Instructions to follow: Could you write out every record below exactly, leaving out any pictures?

Raw records:
···
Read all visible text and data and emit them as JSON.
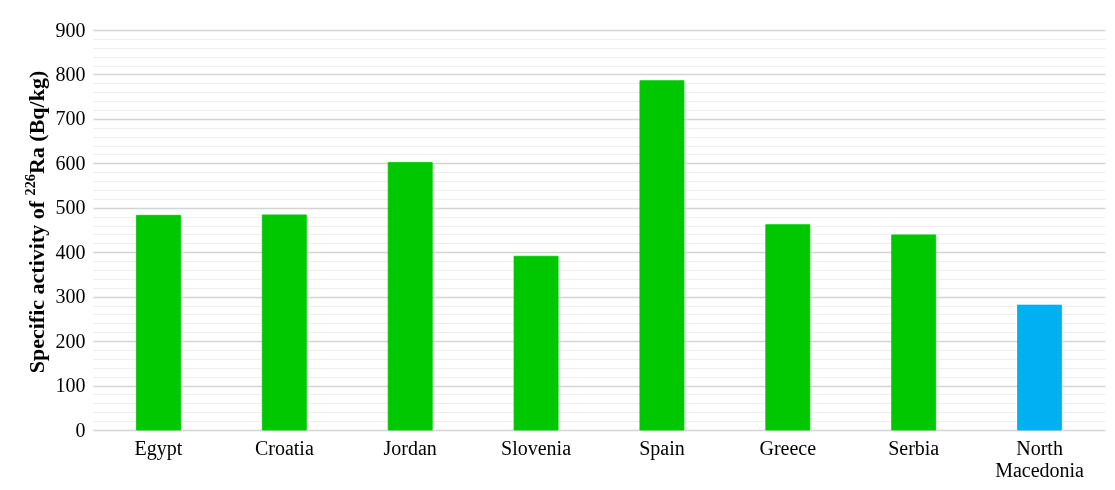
{
  "chart_data": {
    "type": "bar",
    "ylabel": "Specific activity of $^{226}$Ra (Bq/kg)",
    "categories": [
      "Egypt",
      "Croatia",
      "Jordan",
      "Slovenia",
      "Spain",
      "Greece",
      "Serbia",
      "North Macedonia"
    ],
    "values": [
      483,
      484,
      602,
      391,
      786,
      462,
      439,
      281
    ],
    "colors": [
      "#00c800",
      "#00c800",
      "#00c800",
      "#00c800",
      "#00c800",
      "#00c800",
      "#00c800",
      "#00b0f0"
    ],
    "ylim": [
      0,
      900
    ],
    "yticks": [
      0,
      {
        "value": 20,
        "label": null
      },
      {
        "value": 40,
        "label": null
      },
      {
        "value": 60,
        "label": null
      },
      {
        "value": 80,
        "label": null
      },
      100,
      {
        "value": 120,
        "label": null
      },
      {
        "value": 140,
        "label": null
      },
      {
        "value": 160,
        "label": null
      },
      {
        "value": 180,
        "label": null
      },
      200,
      {
        "value": 220,
        "label": null
      },
      {
        "value": 240,
        "label": null
      },
      {
        "value": 260,
        "label": null
      },
      {
        "value": 280,
        "label": null
      },
      300,
      {
        "value": 320,
        "label": null
      },
      {
        "value": 340,
        "label": null
      },
      {
        "value": 360,
        "label": null
      },
      {
        "value": 380,
        "label": null
      },
      400,
      {
        "value": 420,
        "label": null
      },
      {
        "value": 440,
        "label": null
      },
      {
        "value": 460,
        "label": null
      },
      {
        "value": 480,
        "label": null
      },
      500,
      {
        "value": 520,
        "label": null
      },
      {
        "value": 540,
        "label": null
      },
      {
        "value": 560,
        "label": null
      },
      {
        "value": 580,
        "label": null
      },
      600,
      {
        "value": 620,
        "label": null
      },
      {
        "value": 640,
        "label": null
      },
      {
        "value": 660,
        "label": null
      },
      {
        "value": 680,
        "label": null
      },
      700,
      {
        "value": 720,
        "label": null
      },
      {
        "value": 740,
        "label": null
      },
      {
        "value": 760,
        "label": null
      },
      {
        "value": 780,
        "label": null
      },
      800,
      {
        "value": 820,
        "label": null
      },
      {
        "value": 840,
        "label": null
      },
      {
        "value": 860,
        "label": null
      },
      {
        "value": 880,
        "label": null
      },
      900
    ],
    "grid": "y"
  }
}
···
Exercise solution:
Read all visible text and data and emit them as JSON.
{
  "chart_data": {
    "type": "bar",
    "ylabel": "Specific activity of $^{226}$Ra (Bq/kg)",
    "categories": [
      "Egypt",
      "Croatia",
      "Jordan",
      "Slovenia",
      "Spain",
      "Greece",
      "Serbia",
      "North Macedonia"
    ],
    "values": [
      483,
      484,
      602,
      391,
      786,
      462,
      439,
      281
    ],
    "colors": [
      "#00c800",
      "#00c800",
      "#00c800",
      "#00c800",
      "#00c800",
      "#00c800",
      "#00c800",
      "#00b0f0"
    ],
    "ylim": [
      0,
      900
    ],
    "yticks": [
      0,
      {
        "value": 20,
        "label": null
      },
      {
        "value": 40,
        "label": null
      },
      {
        "value": 60,
        "label": null
      },
      {
        "value": 80,
        "label": null
      },
      100,
      {
        "value": 120,
        "label": null
      },
      {
        "value": 140,
        "label": null
      },
      {
        "value": 160,
        "label": null
      },
      {
        "value": 180,
        "label": null
      },
      200,
      {
        "value": 220,
        "label": null
      },
      {
        "value": 240,
        "label": null
      },
      {
        "value": 260,
        "label": null
      },
      {
        "value": 280,
        "label": null
      },
      300,
      {
        "value": 320,
        "label": null
      },
      {
        "value": 340,
        "label": null
      },
      {
        "value": 360,
        "label": null
      },
      {
        "value": 380,
        "label": null
      },
      400,
      {
        "value": 420,
        "label": null
      },
      {
        "value": 440,
        "label": null
      },
      {
        "value": 460,
        "label": null
      },
      {
        "value": 480,
        "label": null
      },
      500,
      {
        "value": 520,
        "label": null
      },
      {
        "value": 540,
        "label": null
      },
      {
        "value": 560,
        "label": null
      },
      {
        "value": 580,
        "label": null
      },
      600,
      {
        "value": 620,
        "label": null
      },
      {
        "value": 640,
        "label": null
      },
      {
        "value": 660,
        "label": null
      },
      {
        "value": 680,
        "label": null
      },
      700,
      {
        "value": 720,
        "label": null
      },
      {
        "value": 740,
        "label": null
      },
      {
        "value": 760,
        "label": null
      },
      {
        "value": 780,
        "label": null
      },
      800,
      {
        "value": 820,
        "label": null
      },
      {
        "value": 840,
        "label": null
      },
      {
        "value": 860,
        "label": null
      },
      {
        "value": 880,
        "label": null
      },
      900
    ],
    "grid": "y"
  }
}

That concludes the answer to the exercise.